- [Exercise prompt]:
Gather up the lines that contain "this".

- [Recorded information]:
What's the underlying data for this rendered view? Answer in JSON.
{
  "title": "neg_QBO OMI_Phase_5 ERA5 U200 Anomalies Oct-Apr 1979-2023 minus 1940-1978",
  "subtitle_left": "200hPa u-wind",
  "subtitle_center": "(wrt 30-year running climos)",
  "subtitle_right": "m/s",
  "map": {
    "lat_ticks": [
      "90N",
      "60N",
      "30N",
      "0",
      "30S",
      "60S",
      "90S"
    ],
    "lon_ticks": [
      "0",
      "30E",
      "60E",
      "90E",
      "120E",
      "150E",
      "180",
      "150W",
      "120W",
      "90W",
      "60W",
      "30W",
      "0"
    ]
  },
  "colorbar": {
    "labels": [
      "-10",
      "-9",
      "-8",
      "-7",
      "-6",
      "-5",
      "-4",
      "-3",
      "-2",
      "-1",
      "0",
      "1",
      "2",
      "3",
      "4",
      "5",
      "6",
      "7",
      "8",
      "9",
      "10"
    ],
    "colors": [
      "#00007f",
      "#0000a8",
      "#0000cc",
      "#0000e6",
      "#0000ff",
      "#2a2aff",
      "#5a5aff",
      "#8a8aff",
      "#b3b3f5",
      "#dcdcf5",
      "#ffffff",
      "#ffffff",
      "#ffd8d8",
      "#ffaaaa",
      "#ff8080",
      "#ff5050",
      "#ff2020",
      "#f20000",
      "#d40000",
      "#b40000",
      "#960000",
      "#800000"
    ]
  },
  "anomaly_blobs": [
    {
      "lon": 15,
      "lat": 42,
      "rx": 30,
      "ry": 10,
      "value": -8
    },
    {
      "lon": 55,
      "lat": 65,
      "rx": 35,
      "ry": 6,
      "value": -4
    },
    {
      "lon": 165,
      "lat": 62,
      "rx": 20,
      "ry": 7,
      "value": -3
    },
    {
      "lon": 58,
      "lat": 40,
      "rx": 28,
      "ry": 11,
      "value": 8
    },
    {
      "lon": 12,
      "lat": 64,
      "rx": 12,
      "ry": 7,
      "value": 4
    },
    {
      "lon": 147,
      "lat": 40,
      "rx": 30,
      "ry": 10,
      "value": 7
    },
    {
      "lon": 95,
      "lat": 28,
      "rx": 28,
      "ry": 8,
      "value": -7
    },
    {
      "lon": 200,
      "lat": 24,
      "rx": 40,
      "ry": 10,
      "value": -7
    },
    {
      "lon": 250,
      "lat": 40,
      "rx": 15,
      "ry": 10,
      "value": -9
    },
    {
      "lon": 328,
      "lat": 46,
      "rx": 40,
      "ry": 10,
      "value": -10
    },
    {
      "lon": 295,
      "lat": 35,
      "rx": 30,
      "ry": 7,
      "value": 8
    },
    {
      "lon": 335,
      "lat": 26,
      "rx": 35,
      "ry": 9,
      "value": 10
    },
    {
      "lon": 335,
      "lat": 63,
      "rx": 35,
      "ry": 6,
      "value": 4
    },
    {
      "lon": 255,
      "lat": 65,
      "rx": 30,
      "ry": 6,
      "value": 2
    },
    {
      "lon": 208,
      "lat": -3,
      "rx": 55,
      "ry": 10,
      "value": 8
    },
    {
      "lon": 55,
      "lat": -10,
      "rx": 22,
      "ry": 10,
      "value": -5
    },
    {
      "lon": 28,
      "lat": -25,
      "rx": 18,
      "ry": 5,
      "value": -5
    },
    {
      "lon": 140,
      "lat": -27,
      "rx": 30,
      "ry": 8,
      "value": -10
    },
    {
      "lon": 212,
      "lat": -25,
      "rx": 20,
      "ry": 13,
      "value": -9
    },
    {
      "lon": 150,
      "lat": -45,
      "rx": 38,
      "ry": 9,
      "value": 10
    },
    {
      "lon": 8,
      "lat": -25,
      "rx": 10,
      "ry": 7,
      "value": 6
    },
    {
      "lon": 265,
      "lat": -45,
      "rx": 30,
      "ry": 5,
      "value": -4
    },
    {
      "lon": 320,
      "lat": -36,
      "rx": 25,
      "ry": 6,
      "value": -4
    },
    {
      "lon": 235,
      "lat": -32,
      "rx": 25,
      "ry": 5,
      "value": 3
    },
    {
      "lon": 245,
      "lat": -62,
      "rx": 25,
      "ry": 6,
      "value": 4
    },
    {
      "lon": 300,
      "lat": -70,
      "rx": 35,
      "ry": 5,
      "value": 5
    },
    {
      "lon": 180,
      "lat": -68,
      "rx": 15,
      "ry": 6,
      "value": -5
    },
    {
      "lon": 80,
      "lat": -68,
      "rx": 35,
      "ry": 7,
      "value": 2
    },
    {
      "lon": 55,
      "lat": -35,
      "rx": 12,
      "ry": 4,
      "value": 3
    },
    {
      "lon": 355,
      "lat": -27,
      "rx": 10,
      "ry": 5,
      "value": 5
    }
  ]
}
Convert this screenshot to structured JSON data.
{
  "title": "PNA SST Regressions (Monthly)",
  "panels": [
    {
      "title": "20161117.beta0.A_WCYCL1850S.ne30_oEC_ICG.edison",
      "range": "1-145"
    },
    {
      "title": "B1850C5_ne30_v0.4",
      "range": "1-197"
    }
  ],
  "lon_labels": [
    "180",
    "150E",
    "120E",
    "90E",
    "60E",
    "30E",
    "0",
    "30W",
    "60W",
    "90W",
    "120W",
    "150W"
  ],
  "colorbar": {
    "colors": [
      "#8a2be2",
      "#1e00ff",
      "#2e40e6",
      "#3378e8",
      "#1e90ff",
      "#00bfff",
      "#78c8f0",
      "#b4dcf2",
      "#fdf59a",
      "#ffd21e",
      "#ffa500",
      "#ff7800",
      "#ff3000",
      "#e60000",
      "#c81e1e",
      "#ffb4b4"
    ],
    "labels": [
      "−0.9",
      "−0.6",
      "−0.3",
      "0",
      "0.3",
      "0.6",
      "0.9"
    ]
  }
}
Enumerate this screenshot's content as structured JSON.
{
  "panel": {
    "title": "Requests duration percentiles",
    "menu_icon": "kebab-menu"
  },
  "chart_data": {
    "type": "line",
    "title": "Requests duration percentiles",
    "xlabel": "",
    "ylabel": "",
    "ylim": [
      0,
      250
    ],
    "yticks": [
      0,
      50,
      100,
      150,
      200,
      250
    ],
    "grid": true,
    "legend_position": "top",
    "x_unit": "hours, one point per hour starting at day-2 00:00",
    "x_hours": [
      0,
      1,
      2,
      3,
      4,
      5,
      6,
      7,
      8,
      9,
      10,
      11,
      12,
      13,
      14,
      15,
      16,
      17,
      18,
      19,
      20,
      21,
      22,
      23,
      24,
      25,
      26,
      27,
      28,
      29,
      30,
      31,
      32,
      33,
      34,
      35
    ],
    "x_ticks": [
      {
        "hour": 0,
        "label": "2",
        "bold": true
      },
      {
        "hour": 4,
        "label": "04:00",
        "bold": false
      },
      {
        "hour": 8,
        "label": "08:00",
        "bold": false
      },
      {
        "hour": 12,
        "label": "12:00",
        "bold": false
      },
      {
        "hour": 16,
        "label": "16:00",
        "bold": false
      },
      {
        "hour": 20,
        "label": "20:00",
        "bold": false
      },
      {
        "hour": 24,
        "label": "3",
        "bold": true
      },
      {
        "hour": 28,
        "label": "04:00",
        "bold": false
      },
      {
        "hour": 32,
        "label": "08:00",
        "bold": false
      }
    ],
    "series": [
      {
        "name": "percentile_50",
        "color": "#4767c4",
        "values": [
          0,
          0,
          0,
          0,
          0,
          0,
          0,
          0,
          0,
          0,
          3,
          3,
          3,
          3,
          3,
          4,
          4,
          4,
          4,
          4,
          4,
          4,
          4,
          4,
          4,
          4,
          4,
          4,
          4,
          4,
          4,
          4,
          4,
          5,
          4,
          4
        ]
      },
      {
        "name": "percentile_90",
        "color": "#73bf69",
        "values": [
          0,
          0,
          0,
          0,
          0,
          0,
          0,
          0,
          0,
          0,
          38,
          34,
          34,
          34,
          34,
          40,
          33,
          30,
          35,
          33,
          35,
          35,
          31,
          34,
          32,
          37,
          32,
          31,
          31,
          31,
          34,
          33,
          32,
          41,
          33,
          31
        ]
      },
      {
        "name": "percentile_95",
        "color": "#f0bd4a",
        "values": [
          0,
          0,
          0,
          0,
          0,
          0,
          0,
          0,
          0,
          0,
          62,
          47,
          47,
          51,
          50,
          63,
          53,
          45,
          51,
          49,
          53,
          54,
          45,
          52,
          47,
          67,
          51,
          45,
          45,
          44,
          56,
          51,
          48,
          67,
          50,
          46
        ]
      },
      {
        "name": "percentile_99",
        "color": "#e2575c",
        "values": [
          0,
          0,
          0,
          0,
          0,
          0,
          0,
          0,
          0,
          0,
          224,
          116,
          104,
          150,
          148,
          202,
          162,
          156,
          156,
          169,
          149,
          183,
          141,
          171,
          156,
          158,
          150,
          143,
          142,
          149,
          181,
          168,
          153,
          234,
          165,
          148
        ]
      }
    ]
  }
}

- [Expected output]:
What's the underlying data for this rendered view? Answer in JSON.
Convert this screenshot to structured JSON data.
Enumerate this screenshot's content as structured JSON.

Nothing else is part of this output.